(begin)

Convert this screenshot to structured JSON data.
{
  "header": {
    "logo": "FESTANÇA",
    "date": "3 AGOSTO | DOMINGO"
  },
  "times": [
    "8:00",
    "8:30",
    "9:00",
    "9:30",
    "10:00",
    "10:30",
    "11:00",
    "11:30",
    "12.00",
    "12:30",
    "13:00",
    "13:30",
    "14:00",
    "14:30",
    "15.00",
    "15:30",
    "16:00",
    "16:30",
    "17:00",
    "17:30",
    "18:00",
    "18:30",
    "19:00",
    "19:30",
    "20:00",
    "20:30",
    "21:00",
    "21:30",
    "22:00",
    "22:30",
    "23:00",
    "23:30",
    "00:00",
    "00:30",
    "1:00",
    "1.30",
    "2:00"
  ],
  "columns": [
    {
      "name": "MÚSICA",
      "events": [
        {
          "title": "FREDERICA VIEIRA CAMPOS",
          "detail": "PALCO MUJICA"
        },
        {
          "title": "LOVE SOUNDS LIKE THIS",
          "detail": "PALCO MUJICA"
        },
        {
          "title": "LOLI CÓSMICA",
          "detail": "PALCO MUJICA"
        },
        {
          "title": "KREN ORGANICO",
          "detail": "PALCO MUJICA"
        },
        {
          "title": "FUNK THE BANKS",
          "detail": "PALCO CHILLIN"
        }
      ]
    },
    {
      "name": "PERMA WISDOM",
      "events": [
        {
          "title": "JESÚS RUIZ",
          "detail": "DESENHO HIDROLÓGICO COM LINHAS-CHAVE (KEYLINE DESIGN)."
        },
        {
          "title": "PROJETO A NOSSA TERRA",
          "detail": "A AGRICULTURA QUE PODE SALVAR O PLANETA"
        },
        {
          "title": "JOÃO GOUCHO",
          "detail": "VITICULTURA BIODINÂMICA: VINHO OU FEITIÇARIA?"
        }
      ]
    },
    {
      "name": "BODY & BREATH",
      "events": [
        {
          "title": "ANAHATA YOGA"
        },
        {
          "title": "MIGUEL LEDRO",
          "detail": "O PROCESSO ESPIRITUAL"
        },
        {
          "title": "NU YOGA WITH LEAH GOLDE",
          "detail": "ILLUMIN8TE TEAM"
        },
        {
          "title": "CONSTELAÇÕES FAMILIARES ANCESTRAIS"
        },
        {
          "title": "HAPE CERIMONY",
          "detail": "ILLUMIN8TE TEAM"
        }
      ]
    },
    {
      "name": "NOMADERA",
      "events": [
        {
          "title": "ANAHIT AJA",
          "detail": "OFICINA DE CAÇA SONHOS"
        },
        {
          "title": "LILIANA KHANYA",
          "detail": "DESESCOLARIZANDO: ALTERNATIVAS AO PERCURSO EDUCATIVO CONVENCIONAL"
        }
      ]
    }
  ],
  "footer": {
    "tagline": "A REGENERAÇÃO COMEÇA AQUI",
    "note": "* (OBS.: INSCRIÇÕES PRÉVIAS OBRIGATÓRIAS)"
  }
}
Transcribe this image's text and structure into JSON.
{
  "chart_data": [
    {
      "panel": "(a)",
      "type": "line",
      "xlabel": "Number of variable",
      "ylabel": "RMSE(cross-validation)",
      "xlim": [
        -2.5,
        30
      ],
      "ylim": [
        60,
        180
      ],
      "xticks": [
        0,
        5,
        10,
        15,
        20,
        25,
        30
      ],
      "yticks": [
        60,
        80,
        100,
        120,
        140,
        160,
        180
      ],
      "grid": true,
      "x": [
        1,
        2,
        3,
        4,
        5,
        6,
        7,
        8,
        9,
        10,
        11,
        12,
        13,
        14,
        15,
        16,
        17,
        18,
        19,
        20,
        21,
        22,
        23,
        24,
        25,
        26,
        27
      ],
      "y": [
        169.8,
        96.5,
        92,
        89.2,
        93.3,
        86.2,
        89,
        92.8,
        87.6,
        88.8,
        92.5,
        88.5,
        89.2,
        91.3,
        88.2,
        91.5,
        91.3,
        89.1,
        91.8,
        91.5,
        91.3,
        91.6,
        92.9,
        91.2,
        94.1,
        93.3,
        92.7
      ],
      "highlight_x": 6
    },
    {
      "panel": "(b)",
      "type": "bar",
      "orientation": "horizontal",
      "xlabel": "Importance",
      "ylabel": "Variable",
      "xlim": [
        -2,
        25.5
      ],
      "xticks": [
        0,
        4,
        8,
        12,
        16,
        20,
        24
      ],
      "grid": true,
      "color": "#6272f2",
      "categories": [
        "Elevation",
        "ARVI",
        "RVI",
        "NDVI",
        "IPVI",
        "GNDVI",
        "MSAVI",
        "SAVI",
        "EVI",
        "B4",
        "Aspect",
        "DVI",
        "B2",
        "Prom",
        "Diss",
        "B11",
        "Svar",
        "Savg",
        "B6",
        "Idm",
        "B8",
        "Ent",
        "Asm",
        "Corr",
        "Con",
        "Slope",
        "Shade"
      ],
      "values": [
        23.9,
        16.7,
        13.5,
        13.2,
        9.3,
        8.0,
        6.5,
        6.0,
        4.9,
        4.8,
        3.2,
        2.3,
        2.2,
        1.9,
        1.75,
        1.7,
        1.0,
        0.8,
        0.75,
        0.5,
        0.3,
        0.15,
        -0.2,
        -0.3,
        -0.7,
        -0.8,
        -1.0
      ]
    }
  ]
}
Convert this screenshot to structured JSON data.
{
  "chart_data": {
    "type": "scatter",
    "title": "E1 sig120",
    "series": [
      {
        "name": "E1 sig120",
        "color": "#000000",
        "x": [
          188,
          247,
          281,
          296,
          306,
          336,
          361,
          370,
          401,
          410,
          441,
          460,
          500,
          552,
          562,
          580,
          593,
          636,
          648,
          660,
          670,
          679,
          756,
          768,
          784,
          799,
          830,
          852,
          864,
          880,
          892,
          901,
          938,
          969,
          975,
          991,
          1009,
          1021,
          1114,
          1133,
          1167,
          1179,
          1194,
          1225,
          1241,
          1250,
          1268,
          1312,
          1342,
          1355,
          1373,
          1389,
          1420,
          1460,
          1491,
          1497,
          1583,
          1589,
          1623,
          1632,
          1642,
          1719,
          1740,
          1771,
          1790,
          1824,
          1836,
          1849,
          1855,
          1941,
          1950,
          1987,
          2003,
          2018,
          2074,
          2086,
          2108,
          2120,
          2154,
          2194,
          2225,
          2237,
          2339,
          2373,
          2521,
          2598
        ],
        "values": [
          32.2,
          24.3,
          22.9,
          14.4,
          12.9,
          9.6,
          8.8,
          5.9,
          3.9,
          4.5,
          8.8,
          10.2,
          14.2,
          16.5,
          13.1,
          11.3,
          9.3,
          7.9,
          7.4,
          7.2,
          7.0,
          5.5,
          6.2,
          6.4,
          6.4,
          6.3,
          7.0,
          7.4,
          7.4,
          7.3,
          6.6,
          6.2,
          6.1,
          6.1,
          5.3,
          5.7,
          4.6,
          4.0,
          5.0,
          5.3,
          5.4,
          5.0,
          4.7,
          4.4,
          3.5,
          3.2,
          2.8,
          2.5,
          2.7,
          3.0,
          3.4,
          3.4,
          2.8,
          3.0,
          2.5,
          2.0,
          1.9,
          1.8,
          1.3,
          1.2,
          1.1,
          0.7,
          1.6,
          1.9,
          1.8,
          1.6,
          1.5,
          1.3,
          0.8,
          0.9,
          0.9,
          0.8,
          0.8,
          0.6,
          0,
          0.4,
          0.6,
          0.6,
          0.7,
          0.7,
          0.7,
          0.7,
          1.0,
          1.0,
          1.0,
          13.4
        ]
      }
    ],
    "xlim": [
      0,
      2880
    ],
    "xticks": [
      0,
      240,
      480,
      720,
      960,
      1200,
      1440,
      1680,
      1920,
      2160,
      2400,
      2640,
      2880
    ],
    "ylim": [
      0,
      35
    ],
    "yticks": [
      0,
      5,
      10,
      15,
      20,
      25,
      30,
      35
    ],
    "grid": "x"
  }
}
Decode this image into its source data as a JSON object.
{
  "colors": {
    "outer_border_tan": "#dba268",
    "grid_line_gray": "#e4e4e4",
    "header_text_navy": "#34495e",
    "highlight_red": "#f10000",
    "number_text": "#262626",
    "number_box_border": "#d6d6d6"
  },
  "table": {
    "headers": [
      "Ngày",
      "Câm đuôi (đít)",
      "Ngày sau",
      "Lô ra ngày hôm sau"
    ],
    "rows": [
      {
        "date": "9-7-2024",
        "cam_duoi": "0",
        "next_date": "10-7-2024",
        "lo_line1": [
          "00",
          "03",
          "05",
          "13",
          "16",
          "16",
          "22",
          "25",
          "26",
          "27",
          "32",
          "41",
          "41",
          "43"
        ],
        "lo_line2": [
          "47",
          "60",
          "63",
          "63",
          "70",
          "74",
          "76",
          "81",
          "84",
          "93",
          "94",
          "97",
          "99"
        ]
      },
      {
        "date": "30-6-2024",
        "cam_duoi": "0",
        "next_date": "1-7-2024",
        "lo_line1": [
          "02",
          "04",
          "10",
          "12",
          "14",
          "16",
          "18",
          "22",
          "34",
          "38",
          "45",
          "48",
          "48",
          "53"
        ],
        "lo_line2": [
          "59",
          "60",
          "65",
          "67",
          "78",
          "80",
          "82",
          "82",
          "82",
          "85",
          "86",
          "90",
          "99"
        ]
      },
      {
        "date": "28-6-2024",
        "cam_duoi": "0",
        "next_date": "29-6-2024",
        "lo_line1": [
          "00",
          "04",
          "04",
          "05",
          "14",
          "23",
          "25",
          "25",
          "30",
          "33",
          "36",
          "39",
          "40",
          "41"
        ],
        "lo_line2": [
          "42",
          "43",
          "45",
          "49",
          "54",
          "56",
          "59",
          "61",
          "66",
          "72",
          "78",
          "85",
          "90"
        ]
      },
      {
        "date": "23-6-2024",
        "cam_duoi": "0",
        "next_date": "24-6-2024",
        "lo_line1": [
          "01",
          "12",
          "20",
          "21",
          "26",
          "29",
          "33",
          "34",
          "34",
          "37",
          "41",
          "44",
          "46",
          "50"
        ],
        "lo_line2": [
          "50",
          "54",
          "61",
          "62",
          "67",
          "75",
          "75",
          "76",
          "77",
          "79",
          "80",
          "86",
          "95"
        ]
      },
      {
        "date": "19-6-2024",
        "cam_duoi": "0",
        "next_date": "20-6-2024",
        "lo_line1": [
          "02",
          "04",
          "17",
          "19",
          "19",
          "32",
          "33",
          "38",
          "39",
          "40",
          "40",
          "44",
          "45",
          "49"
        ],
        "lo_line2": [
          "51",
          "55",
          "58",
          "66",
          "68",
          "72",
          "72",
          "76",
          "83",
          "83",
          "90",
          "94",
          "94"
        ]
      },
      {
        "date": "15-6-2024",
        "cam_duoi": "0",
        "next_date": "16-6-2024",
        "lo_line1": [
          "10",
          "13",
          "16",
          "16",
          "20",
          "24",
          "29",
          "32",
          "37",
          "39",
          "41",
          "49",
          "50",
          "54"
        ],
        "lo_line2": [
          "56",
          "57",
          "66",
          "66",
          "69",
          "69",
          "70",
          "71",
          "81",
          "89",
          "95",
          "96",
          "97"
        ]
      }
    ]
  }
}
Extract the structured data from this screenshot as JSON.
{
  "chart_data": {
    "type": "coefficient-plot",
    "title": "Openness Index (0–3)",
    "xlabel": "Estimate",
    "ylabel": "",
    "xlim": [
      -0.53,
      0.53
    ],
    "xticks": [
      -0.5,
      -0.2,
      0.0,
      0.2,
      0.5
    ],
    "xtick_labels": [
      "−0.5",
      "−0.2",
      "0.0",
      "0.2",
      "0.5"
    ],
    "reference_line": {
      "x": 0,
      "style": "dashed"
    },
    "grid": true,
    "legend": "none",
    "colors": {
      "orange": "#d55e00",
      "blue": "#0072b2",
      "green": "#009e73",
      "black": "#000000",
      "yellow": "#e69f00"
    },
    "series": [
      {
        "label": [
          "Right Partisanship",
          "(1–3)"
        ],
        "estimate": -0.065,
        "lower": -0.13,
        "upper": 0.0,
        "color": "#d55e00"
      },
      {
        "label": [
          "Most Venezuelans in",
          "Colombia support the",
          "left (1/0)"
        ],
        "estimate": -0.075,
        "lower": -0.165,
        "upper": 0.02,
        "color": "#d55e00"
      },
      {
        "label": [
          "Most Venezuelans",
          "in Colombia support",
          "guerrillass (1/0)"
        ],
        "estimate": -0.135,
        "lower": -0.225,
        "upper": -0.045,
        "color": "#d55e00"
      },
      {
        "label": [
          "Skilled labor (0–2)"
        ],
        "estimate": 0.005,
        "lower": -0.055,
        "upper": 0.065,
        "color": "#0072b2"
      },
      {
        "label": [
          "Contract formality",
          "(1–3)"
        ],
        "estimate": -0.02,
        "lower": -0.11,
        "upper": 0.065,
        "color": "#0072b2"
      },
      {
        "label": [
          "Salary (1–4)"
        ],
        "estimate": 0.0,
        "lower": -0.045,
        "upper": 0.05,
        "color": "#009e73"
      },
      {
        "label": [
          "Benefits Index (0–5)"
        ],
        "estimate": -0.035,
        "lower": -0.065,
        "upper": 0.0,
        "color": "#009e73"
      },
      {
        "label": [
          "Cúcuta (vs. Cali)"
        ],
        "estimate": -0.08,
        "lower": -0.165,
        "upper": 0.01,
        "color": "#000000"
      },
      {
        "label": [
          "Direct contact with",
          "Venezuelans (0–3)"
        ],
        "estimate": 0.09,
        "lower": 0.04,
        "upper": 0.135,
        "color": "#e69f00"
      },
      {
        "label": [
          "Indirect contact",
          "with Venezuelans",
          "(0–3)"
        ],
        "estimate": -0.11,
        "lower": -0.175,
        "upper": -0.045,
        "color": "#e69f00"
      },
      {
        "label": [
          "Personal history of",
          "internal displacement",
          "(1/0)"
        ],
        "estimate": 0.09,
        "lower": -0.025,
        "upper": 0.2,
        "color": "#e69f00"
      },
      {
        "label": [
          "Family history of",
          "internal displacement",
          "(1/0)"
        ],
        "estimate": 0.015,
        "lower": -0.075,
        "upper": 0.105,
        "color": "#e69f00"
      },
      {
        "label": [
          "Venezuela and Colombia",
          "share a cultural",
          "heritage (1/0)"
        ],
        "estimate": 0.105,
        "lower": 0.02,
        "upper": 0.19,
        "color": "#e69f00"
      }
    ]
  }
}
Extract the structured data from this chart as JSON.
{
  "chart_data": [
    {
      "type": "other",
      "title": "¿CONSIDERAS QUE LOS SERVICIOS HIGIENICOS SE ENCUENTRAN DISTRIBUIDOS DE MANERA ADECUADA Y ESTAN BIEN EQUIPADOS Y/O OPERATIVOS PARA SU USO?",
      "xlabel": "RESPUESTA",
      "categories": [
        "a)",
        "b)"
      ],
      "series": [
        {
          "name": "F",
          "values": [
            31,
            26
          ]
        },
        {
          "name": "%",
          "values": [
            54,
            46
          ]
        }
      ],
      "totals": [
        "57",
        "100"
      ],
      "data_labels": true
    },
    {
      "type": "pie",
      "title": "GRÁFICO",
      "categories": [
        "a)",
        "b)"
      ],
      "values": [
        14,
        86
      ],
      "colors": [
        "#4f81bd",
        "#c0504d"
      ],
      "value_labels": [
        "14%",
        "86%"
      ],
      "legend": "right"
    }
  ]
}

(end)

From the entries above, return each line with the word "into" in it.

§ Written answer
Transcribe this image's text and structure into JSON.
Decode this image into its source data as a JSON object.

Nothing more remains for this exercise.